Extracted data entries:
====================

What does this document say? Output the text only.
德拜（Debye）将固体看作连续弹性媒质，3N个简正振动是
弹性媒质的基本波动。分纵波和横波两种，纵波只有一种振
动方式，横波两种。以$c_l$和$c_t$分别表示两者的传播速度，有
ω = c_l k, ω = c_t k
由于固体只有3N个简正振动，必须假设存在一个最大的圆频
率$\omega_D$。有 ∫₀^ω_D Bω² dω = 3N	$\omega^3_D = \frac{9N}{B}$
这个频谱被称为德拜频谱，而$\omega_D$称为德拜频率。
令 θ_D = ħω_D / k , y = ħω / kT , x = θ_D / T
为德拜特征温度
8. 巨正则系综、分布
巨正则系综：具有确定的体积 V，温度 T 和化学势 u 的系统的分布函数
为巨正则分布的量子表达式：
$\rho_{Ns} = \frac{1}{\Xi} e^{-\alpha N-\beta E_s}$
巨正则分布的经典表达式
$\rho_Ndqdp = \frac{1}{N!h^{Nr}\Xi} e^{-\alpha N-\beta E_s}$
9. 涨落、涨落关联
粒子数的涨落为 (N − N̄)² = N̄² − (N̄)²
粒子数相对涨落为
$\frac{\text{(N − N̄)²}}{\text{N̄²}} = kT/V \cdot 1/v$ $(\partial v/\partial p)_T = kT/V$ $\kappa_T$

====================

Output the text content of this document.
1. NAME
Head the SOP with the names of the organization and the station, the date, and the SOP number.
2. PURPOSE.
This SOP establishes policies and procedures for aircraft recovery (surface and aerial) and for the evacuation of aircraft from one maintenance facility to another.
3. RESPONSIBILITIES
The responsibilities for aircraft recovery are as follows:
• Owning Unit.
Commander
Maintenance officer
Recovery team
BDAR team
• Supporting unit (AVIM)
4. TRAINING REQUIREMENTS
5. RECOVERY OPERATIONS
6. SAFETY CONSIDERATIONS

====================

### [Written problem]
Copy every line of the material in which the word "巨正则系综" occurs.

### [Task result]
8. 巨正则系综、分布
巨正则系综：具有确定的体积 V，温度 T 和化学势 u 的系统的分布函数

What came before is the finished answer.